=== Instruction ===
Keep only those lines of the records that include the string "JSON".

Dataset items
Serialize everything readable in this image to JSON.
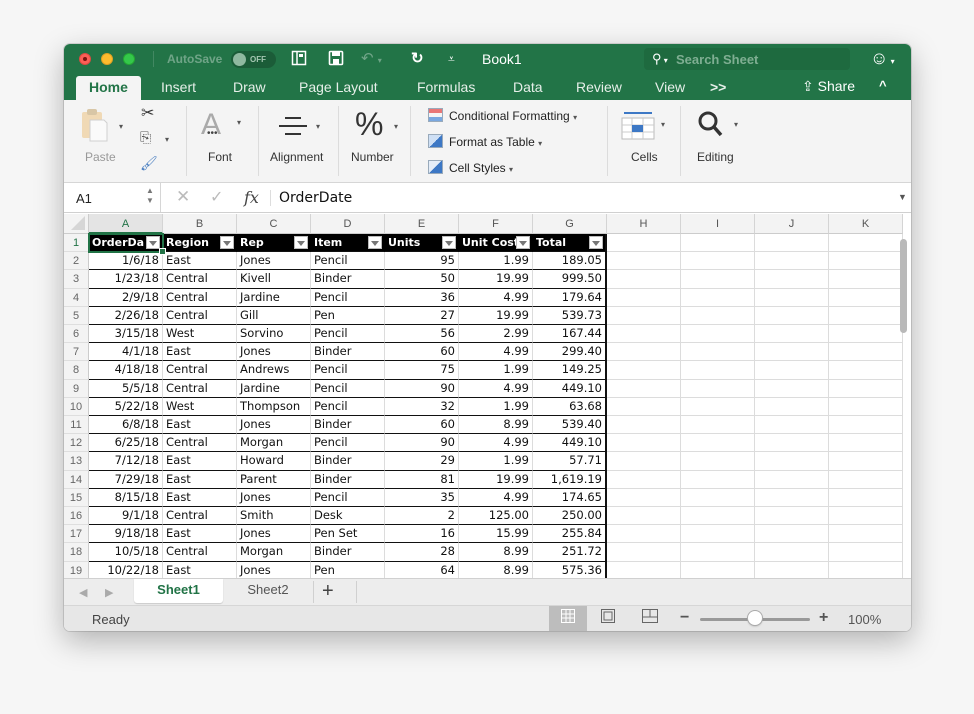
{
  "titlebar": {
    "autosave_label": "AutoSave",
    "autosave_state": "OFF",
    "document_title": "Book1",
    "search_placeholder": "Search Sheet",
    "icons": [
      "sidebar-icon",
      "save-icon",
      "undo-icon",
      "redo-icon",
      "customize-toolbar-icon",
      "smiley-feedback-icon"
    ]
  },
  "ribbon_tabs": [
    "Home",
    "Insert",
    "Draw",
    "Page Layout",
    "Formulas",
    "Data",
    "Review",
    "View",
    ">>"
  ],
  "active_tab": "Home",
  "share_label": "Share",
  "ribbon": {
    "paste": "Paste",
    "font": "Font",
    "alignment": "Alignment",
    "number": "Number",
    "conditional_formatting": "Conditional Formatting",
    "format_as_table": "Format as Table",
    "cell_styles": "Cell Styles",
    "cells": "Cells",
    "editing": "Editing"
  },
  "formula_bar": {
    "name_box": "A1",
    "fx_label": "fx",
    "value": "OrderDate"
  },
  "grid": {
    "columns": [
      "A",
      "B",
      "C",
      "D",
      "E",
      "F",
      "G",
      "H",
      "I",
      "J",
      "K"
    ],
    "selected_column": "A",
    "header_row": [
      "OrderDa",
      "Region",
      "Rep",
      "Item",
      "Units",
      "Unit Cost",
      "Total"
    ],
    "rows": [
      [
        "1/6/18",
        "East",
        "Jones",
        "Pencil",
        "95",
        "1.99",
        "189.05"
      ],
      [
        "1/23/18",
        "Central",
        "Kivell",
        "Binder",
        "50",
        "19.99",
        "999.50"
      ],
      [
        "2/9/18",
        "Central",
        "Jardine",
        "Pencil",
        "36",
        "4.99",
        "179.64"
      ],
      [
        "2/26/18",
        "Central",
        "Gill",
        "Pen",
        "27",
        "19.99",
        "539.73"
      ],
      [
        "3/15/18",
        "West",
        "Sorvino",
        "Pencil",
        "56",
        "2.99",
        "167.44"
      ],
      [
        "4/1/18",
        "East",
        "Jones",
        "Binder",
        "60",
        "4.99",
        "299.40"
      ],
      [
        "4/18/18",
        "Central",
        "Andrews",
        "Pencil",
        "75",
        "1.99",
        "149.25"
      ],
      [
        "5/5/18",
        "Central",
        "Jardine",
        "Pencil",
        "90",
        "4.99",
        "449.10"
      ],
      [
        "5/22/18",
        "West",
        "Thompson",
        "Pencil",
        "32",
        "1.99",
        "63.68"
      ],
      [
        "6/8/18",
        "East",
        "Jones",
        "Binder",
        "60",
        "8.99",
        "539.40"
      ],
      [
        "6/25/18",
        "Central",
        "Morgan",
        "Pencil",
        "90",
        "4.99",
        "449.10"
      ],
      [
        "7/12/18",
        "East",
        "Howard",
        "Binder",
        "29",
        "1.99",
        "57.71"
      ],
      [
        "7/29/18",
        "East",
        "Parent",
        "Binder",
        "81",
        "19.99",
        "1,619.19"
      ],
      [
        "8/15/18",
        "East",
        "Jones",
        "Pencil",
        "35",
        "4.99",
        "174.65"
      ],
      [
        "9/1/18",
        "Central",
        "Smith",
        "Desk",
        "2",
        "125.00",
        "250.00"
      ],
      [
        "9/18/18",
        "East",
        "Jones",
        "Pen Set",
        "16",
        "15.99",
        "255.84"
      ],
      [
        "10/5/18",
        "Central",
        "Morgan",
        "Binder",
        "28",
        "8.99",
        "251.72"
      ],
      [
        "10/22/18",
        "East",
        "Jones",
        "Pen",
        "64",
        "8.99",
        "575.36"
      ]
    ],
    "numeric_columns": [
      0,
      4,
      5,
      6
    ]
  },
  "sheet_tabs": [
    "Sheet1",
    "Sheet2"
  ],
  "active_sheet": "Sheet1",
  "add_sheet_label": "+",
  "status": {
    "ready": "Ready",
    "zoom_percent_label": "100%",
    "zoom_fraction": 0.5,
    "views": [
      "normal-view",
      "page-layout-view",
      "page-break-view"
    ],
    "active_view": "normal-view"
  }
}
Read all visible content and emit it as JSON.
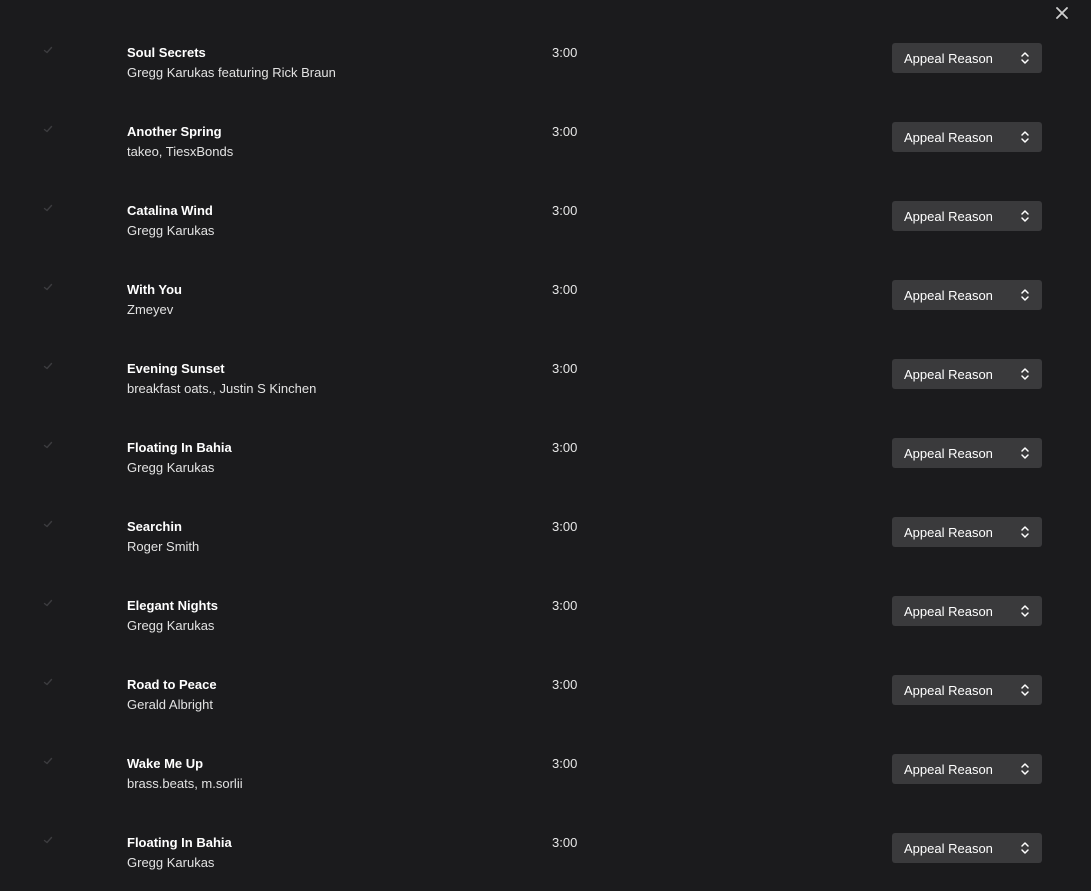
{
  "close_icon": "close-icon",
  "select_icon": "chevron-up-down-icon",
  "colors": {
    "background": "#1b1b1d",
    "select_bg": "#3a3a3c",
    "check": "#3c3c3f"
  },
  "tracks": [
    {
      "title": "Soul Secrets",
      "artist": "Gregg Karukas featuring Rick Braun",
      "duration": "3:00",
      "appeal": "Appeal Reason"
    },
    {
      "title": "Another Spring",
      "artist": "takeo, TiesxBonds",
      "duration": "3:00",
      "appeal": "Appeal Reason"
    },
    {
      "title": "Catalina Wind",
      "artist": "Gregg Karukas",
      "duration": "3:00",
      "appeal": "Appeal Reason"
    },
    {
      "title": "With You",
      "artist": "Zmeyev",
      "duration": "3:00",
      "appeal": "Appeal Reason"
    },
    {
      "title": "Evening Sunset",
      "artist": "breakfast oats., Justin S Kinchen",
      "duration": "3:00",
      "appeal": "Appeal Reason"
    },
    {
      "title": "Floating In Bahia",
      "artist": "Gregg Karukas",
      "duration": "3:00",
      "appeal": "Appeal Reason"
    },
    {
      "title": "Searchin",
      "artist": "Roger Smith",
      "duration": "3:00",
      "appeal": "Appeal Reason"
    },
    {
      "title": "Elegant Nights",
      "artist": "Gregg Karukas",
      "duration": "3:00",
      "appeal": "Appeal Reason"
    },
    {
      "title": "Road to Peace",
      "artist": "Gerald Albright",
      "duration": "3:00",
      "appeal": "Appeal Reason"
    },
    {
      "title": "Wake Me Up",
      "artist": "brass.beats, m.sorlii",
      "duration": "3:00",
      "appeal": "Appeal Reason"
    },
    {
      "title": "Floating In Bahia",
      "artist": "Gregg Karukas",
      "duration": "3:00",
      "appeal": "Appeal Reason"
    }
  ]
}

=== Solution to the problem ===
Serialize everything readable in this image to JSON.
Read all visible content and emit it as JSON.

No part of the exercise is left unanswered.